◆ TASK REQUIREMENTS ◆
Your task is to reproduce the entries below word for word.
[BEGIN MATERIALS PROVIDED]
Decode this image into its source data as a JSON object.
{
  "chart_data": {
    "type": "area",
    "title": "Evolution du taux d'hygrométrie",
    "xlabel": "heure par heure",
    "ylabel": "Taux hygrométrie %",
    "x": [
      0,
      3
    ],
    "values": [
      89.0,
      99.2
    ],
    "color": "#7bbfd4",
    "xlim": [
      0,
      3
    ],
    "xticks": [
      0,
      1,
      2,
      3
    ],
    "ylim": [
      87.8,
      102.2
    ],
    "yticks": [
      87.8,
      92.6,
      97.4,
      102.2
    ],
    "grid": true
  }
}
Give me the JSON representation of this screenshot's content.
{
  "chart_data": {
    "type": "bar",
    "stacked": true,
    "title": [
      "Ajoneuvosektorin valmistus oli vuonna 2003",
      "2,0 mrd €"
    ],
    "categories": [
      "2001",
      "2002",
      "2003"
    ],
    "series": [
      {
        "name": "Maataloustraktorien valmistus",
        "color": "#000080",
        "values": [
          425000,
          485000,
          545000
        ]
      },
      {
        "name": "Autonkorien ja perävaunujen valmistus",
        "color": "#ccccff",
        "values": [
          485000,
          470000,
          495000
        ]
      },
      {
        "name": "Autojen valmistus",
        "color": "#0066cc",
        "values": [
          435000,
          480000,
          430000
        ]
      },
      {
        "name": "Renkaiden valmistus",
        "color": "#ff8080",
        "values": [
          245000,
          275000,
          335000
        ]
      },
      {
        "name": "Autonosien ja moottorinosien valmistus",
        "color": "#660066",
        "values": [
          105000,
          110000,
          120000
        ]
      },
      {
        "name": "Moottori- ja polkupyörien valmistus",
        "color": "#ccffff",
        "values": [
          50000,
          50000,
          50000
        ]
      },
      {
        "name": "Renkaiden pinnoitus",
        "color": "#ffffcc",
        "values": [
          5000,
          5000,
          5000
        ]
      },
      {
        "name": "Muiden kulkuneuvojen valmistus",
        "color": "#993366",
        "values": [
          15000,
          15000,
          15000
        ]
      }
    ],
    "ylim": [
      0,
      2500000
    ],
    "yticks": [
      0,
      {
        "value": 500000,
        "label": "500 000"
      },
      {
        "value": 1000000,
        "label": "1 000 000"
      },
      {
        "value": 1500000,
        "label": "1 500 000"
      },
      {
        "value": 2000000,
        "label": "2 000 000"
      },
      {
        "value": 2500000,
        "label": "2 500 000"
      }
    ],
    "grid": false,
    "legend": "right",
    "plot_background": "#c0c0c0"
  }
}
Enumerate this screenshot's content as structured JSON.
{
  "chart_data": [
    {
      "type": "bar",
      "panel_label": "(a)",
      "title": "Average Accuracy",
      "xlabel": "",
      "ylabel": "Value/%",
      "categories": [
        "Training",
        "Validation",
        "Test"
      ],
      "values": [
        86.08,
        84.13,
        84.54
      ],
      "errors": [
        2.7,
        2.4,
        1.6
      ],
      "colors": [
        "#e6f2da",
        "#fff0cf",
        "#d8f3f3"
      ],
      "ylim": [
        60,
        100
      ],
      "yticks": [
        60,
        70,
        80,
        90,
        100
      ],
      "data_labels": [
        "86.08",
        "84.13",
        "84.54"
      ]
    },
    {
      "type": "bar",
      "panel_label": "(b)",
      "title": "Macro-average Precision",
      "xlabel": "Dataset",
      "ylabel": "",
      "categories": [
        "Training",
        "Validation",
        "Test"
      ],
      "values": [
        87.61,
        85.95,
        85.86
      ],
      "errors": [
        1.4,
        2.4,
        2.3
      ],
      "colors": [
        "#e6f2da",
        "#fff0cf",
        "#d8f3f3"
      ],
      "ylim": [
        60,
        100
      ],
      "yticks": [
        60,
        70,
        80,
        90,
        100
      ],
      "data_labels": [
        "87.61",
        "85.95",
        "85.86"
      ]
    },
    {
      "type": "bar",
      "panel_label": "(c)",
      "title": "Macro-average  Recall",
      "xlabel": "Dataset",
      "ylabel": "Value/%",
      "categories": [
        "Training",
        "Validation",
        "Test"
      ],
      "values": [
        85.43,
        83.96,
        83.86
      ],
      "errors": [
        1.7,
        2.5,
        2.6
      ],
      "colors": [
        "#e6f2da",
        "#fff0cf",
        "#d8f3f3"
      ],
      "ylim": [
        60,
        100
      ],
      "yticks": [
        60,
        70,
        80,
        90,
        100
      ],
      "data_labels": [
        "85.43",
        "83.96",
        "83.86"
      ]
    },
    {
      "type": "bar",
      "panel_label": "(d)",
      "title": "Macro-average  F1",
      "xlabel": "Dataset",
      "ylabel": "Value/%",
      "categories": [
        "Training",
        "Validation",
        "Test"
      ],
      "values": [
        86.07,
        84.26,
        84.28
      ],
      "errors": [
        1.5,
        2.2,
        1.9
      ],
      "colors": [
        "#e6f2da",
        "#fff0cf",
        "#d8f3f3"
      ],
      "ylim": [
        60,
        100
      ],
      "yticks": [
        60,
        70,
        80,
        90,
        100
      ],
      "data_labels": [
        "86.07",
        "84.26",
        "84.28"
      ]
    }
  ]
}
[END MATERIALS PROVIDED]
◆ RESPONSE FOR THIS EXERCISE ◆
Decode this image into its source data as a JSON object.
{
  "chart_data": {
    "type": "area",
    "title": "Evolution du taux d'hygrométrie",
    "xlabel": "heure par heure",
    "ylabel": "Taux hygrométrie %",
    "x": [
      0,
      3
    ],
    "values": [
      89.0,
      99.2
    ],
    "color": "#7bbfd4",
    "xlim": [
      0,
      3
    ],
    "xticks": [
      0,
      1,
      2,
      3
    ],
    "ylim": [
      87.8,
      102.2
    ],
    "yticks": [
      87.8,
      92.6,
      97.4,
      102.2
    ],
    "grid": true
  }
}
Give me the JSON representation of this screenshot's content.
{
  "chart_data": {
    "type": "bar",
    "stacked": true,
    "title": [
      "Ajoneuvosektorin valmistus oli vuonna 2003",
      "2,0 mrd €"
    ],
    "categories": [
      "2001",
      "2002",
      "2003"
    ],
    "series": [
      {
        "name": "Maataloustraktorien valmistus",
        "color": "#000080",
        "values": [
          425000,
          485000,
          545000
        ]
      },
      {
        "name": "Autonkorien ja perävaunujen valmistus",
        "color": "#ccccff",
        "values": [
          485000,
          470000,
          495000
        ]
      },
      {
        "name": "Autojen valmistus",
        "color": "#0066cc",
        "values": [
          435000,
          480000,
          430000
        ]
      },
      {
        "name": "Renkaiden valmistus",
        "color": "#ff8080",
        "values": [
          245000,
          275000,
          335000
        ]
      },
      {
        "name": "Autonosien ja moottorinosien valmistus",
        "color": "#660066",
        "values": [
          105000,
          110000,
          120000
        ]
      },
      {
        "name": "Moottori- ja polkupyörien valmistus",
        "color": "#ccffff",
        "values": [
          50000,
          50000,
          50000
        ]
      },
      {
        "name": "Renkaiden pinnoitus",
        "color": "#ffffcc",
        "values": [
          5000,
          5000,
          5000
        ]
      },
      {
        "name": "Muiden kulkuneuvojen valmistus",
        "color": "#993366",
        "values": [
          15000,
          15000,
          15000
        ]
      }
    ],
    "ylim": [
      0,
      2500000
    ],
    "yticks": [
      0,
      {
        "value": 500000,
        "label": "500 000"
      },
      {
        "value": 1000000,
        "label": "1 000 000"
      },
      {
        "value": 1500000,
        "label": "1 500 000"
      },
      {
        "value": 2000000,
        "label": "2 000 000"
      },
      {
        "value": 2500000,
        "label": "2 500 000"
      }
    ],
    "grid": false,
    "legend": "right",
    "plot_background": "#c0c0c0"
  }
}
Enumerate this screenshot's content as structured JSON.
{
  "chart_data": [
    {
      "type": "bar",
      "panel_label": "(a)",
      "title": "Average Accuracy",
      "xlabel": "",
      "ylabel": "Value/%",
      "categories": [
        "Training",
        "Validation",
        "Test"
      ],
      "values": [
        86.08,
        84.13,
        84.54
      ],
      "errors": [
        2.7,
        2.4,
        1.6
      ],
      "colors": [
        "#e6f2da",
        "#fff0cf",
        "#d8f3f3"
      ],
      "ylim": [
        60,
        100
      ],
      "yticks": [
        60,
        70,
        80,
        90,
        100
      ],
      "data_labels": [
        "86.08",
        "84.13",
        "84.54"
      ]
    },
    {
      "type": "bar",
      "panel_label": "(b)",
      "title": "Macro-average Precision",
      "xlabel": "Dataset",
      "ylabel": "",
      "categories": [
        "Training",
        "Validation",
        "Test"
      ],
      "values": [
        87.61,
        85.95,
        85.86
      ],
      "errors": [
        1.4,
        2.4,
        2.3
      ],
      "colors": [
        "#e6f2da",
        "#fff0cf",
        "#d8f3f3"
      ],
      "ylim": [
        60,
        100
      ],
      "yticks": [
        60,
        70,
        80,
        90,
        100
      ],
      "data_labels": [
        "87.61",
        "85.95",
        "85.86"
      ]
    },
    {
      "type": "bar",
      "panel_label": "(c)",
      "title": "Macro-average  Recall",
      "xlabel": "Dataset",
      "ylabel": "Value/%",
      "categories": [
        "Training",
        "Validation",
        "Test"
      ],
      "values": [
        85.43,
        83.96,
        83.86
      ],
      "errors": [
        1.7,
        2.5,
        2.6
      ],
      "colors": [
        "#e6f2da",
        "#fff0cf",
        "#d8f3f3"
      ],
      "ylim": [
        60,
        100
      ],
      "yticks": [
        60,
        70,
        80,
        90,
        100
      ],
      "data_labels": [
        "85.43",
        "83.96",
        "83.86"
      ]
    },
    {
      "type": "bar",
      "panel_label": "(d)",
      "title": "Macro-average  F1",
      "xlabel": "Dataset",
      "ylabel": "Value/%",
      "categories": [
        "Training",
        "Validation",
        "Test"
      ],
      "values": [
        86.07,
        84.26,
        84.28
      ],
      "errors": [
        1.5,
        2.2,
        1.9
      ],
      "colors": [
        "#e6f2da",
        "#fff0cf",
        "#d8f3f3"
      ],
      "ylim": [
        60,
        100
      ],
      "yticks": [
        60,
        70,
        80,
        90,
        100
      ],
      "data_labels": [
        "86.07",
        "84.26",
        "84.28"
      ]
    }
  ]
}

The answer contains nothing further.